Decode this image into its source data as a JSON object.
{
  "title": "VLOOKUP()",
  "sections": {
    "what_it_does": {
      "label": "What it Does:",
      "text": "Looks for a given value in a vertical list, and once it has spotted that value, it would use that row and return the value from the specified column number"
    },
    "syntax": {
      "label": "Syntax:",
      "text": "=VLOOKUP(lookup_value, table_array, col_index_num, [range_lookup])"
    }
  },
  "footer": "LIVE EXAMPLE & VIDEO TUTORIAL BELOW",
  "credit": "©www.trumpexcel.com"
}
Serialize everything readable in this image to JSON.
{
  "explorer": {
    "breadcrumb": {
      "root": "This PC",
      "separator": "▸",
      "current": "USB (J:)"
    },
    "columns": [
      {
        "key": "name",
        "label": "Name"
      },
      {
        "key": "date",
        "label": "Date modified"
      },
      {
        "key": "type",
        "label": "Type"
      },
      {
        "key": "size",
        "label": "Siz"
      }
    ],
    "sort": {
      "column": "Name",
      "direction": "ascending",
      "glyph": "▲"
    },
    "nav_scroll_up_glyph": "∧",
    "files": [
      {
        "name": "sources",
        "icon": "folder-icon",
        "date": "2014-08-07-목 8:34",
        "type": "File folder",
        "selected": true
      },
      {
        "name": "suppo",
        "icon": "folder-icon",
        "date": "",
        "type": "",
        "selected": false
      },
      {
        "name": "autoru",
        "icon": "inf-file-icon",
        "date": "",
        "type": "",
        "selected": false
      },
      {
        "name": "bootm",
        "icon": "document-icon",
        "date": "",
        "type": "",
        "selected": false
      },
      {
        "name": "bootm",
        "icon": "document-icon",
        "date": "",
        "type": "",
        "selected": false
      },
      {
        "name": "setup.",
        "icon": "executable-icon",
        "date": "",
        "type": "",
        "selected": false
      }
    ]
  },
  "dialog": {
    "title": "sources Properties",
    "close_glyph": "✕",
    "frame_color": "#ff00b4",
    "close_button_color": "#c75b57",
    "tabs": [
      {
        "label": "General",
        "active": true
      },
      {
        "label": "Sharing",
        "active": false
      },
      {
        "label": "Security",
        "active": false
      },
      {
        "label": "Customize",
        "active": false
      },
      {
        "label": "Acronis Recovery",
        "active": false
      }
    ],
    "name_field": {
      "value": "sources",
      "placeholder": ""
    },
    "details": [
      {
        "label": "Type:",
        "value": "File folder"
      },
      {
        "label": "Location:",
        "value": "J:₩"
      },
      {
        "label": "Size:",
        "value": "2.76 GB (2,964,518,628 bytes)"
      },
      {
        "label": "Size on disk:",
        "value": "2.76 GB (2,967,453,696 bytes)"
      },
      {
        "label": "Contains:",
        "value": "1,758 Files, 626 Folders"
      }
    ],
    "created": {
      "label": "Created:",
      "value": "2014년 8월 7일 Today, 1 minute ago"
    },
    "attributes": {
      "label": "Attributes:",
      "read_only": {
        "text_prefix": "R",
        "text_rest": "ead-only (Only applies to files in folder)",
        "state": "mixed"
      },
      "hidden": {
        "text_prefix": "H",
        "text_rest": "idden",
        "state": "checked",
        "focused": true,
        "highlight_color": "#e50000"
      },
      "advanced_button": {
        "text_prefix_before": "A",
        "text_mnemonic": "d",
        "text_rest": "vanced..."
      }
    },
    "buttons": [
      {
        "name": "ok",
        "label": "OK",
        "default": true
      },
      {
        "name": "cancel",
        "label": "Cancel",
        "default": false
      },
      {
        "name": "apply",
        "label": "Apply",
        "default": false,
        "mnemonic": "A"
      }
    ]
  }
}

• _DIRECTION_: Write out the data exactly as it stands.

• _SOLUTION FOR THIS EXERCISE_:
Decode this image into its source data as a JSON object.
{
  "title": "VLOOKUP()",
  "sections": {
    "what_it_does": {
      "label": "What it Does:",
      "text": "Looks for a given value in a vertical list, and once it has spotted that value, it would use that row and return the value from the specified column number"
    },
    "syntax": {
      "label": "Syntax:",
      "text": "=VLOOKUP(lookup_value, table_array, col_index_num, [range_lookup])"
    }
  },
  "footer": "LIVE EXAMPLE & VIDEO TUTORIAL BELOW",
  "credit": "©www.trumpexcel.com"
}
Serialize everything readable in this image to JSON.
{
  "explorer": {
    "breadcrumb": {
      "root": "This PC",
      "separator": "▸",
      "current": "USB (J:)"
    },
    "columns": [
      {
        "key": "name",
        "label": "Name"
      },
      {
        "key": "date",
        "label": "Date modified"
      },
      {
        "key": "type",
        "label": "Type"
      },
      {
        "key": "size",
        "label": "Siz"
      }
    ],
    "sort": {
      "column": "Name",
      "direction": "ascending",
      "glyph": "▲"
    },
    "nav_scroll_up_glyph": "∧",
    "files": [
      {
        "name": "sources",
        "icon": "folder-icon",
        "date": "2014-08-07-목 8:34",
        "type": "File folder",
        "selected": true
      },
      {
        "name": "suppo",
        "icon": "folder-icon",
        "date": "",
        "type": "",
        "selected": false
      },
      {
        "name": "autoru",
        "icon": "inf-file-icon",
        "date": "",
        "type": "",
        "selected": false
      },
      {
        "name": "bootm",
        "icon": "document-icon",
        "date": "",
        "type": "",
        "selected": false
      },
      {
        "name": "bootm",
        "icon": "document-icon",
        "date": "",
        "type": "",
        "selected": false
      },
      {
        "name": "setup.",
        "icon": "executable-icon",
        "date": "",
        "type": "",
        "selected": false
      }
    ]
  },
  "dialog": {
    "title": "sources Properties",
    "close_glyph": "✕",
    "frame_color": "#ff00b4",
    "close_button_color": "#c75b57",
    "tabs": [
      {
        "label": "General",
        "active": true
      },
      {
        "label": "Sharing",
        "active": false
      },
      {
        "label": "Security",
        "active": false
      },
      {
        "label": "Customize",
        "active": false
      },
      {
        "label": "Acronis Recovery",
        "active": false
      }
    ],
    "name_field": {
      "value": "sources",
      "placeholder": ""
    },
    "details": [
      {
        "label": "Type:",
        "value": "File folder"
      },
      {
        "label": "Location:",
        "value": "J:₩"
      },
      {
        "label": "Size:",
        "value": "2.76 GB (2,964,518,628 bytes)"
      },
      {
        "label": "Size on disk:",
        "value": "2.76 GB (2,967,453,696 bytes)"
      },
      {
        "label": "Contains:",
        "value": "1,758 Files, 626 Folders"
      }
    ],
    "created": {
      "label": "Created:",
      "value": "2014년 8월 7일 Today, 1 minute ago"
    },
    "attributes": {
      "label": "Attributes:",
      "read_only": {
        "text_prefix": "R",
        "text_rest": "ead-only (Only applies to files in folder)",
        "state": "mixed"
      },
      "hidden": {
        "text_prefix": "H",
        "text_rest": "idden",
        "state": "checked",
        "focused": true,
        "highlight_color": "#e50000"
      },
      "advanced_button": {
        "text_prefix_before": "A",
        "text_mnemonic": "d",
        "text_rest": "vanced..."
      }
    },
    "buttons": [
      {
        "name": "ok",
        "label": "OK",
        "default": true
      },
      {
        "name": "cancel",
        "label": "Cancel",
        "default": false
      },
      {
        "name": "apply",
        "label": "Apply",
        "default": false,
        "mnemonic": "A"
      }
    ]
  }
}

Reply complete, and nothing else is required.